▶ [Task instructions]: Will you write out all the entries below exactly?

▶ [Records provided]:
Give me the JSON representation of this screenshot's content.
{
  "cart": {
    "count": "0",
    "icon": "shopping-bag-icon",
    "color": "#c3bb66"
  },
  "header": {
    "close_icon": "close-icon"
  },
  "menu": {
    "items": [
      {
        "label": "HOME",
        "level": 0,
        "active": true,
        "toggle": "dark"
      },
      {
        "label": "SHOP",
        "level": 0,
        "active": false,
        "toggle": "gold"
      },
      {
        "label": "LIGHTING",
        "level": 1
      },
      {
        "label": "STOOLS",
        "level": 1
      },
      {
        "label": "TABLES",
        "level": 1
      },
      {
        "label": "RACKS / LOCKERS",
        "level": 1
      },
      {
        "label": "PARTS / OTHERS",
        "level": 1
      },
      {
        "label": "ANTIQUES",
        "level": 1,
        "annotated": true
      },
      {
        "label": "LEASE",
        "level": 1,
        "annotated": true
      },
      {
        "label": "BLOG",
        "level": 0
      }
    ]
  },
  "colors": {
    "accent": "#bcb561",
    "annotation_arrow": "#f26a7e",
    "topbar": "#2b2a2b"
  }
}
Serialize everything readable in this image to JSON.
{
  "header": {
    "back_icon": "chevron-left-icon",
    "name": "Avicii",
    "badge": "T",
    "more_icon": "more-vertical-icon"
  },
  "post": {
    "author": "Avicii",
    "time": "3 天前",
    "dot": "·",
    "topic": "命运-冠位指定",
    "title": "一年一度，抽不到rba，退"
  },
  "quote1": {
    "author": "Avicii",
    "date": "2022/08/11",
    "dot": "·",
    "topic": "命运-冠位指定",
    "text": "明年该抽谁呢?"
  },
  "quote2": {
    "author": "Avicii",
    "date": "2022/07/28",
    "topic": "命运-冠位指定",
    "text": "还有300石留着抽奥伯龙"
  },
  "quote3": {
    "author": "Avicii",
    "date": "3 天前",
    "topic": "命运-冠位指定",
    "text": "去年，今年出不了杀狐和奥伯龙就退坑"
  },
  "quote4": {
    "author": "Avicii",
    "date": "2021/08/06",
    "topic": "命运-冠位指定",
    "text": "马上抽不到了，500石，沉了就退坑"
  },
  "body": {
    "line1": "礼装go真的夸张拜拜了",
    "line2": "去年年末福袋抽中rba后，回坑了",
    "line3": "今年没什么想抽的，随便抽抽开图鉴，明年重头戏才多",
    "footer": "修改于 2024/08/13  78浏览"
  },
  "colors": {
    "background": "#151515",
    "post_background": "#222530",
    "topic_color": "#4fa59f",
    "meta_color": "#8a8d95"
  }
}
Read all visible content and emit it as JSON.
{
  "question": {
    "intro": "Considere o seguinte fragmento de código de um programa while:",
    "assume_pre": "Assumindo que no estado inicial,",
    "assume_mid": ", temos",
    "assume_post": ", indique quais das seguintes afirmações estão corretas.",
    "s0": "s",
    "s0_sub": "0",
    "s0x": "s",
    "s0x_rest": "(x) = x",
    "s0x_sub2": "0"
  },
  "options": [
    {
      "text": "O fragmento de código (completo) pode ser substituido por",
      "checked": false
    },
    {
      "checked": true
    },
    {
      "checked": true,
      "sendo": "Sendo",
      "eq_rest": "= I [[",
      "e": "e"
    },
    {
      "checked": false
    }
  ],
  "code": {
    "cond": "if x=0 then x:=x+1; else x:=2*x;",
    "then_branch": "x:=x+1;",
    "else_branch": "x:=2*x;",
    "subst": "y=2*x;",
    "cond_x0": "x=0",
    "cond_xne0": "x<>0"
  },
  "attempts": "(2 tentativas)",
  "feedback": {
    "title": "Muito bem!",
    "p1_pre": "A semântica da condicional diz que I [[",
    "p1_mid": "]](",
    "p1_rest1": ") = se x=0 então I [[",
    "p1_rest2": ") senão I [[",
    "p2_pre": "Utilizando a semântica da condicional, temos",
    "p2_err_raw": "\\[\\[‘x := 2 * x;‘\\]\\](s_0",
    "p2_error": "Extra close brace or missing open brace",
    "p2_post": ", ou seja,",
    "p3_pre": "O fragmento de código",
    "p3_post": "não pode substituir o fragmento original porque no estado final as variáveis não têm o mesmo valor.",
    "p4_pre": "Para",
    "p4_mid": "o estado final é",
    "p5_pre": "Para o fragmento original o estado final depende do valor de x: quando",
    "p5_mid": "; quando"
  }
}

▶ [Worked solution]:
Give me the JSON representation of this screenshot's content.
{
  "cart": {
    "count": "0",
    "icon": "shopping-bag-icon",
    "color": "#c3bb66"
  },
  "header": {
    "close_icon": "close-icon"
  },
  "menu": {
    "items": [
      {
        "label": "HOME",
        "level": 0,
        "active": true,
        "toggle": "dark"
      },
      {
        "label": "SHOP",
        "level": 0,
        "active": false,
        "toggle": "gold"
      },
      {
        "label": "LIGHTING",
        "level": 1
      },
      {
        "label": "STOOLS",
        "level": 1
      },
      {
        "label": "TABLES",
        "level": 1
      },
      {
        "label": "RACKS / LOCKERS",
        "level": 1
      },
      {
        "label": "PARTS / OTHERS",
        "level": 1
      },
      {
        "label": "ANTIQUES",
        "level": 1,
        "annotated": true
      },
      {
        "label": "LEASE",
        "level": 1,
        "annotated": true
      },
      {
        "label": "BLOG",
        "level": 0
      }
    ]
  },
  "colors": {
    "accent": "#bcb561",
    "annotation_arrow": "#f26a7e",
    "topbar": "#2b2a2b"
  }
}
Serialize everything readable in this image to JSON.
{
  "header": {
    "back_icon": "chevron-left-icon",
    "name": "Avicii",
    "badge": "T",
    "more_icon": "more-vertical-icon"
  },
  "post": {
    "author": "Avicii",
    "time": "3 天前",
    "dot": "·",
    "topic": "命运-冠位指定",
    "title": "一年一度，抽不到rba，退"
  },
  "quote1": {
    "author": "Avicii",
    "date": "2022/08/11",
    "dot": "·",
    "topic": "命运-冠位指定",
    "text": "明年该抽谁呢?"
  },
  "quote2": {
    "author": "Avicii",
    "date": "2022/07/28",
    "topic": "命运-冠位指定",
    "text": "还有300石留着抽奥伯龙"
  },
  "quote3": {
    "author": "Avicii",
    "date": "3 天前",
    "topic": "命运-冠位指定",
    "text": "去年，今年出不了杀狐和奥伯龙就退坑"
  },
  "quote4": {
    "author": "Avicii",
    "date": "2021/08/06",
    "topic": "命运-冠位指定",
    "text": "马上抽不到了，500石，沉了就退坑"
  },
  "body": {
    "line1": "礼装go真的夸张拜拜了",
    "line2": "去年年末福袋抽中rba后，回坑了",
    "line3": "今年没什么想抽的，随便抽抽开图鉴，明年重头戏才多",
    "footer": "修改于 2024/08/13  78浏览"
  },
  "colors": {
    "background": "#151515",
    "post_background": "#222530",
    "topic_color": "#4fa59f",
    "meta_color": "#8a8d95"
  }
}
Read all visible content and emit it as JSON.
{
  "question": {
    "intro": "Considere o seguinte fragmento de código de um programa while:",
    "assume_pre": "Assumindo que no estado inicial,",
    "assume_mid": ", temos",
    "assume_post": ", indique quais das seguintes afirmações estão corretas.",
    "s0": "s",
    "s0_sub": "0",
    "s0x": "s",
    "s0x_rest": "(x) = x",
    "s0x_sub2": "0"
  },
  "options": [
    {
      "text": "O fragmento de código (completo) pode ser substituido por",
      "checked": false
    },
    {
      "checked": true
    },
    {
      "checked": true,
      "sendo": "Sendo",
      "eq_rest": "= I [[",
      "e": "e"
    },
    {
      "checked": false
    }
  ],
  "code": {
    "cond": "if x=0 then x:=x+1; else x:=2*x;",
    "then_branch": "x:=x+1;",
    "else_branch": "x:=2*x;",
    "subst": "y=2*x;",
    "cond_x0": "x=0",
    "cond_xne0": "x<>0"
  },
  "attempts": "(2 tentativas)",
  "feedback": {
    "title": "Muito bem!",
    "p1_pre": "A semântica da condicional diz que I [[",
    "p1_mid": "]](",
    "p1_rest1": ") = se x=0 então I [[",
    "p1_rest2": ") senão I [[",
    "p2_pre": "Utilizando a semântica da condicional, temos",
    "p2_err_raw": "\\[\\[‘x := 2 * x;‘\\]\\](s_0",
    "p2_error": "Extra close brace or missing open brace",
    "p2_post": ", ou seja,",
    "p3_pre": "O fragmento de código",
    "p3_post": "não pode substituir o fragmento original porque no estado final as variáveis não têm o mesmo valor.",
    "p4_pre": "Para",
    "p4_mid": "o estado final é",
    "p5_pre": "Para o fragmento original o estado final depende do valor de x: quando",
    "p5_mid": "; quando"
  }
}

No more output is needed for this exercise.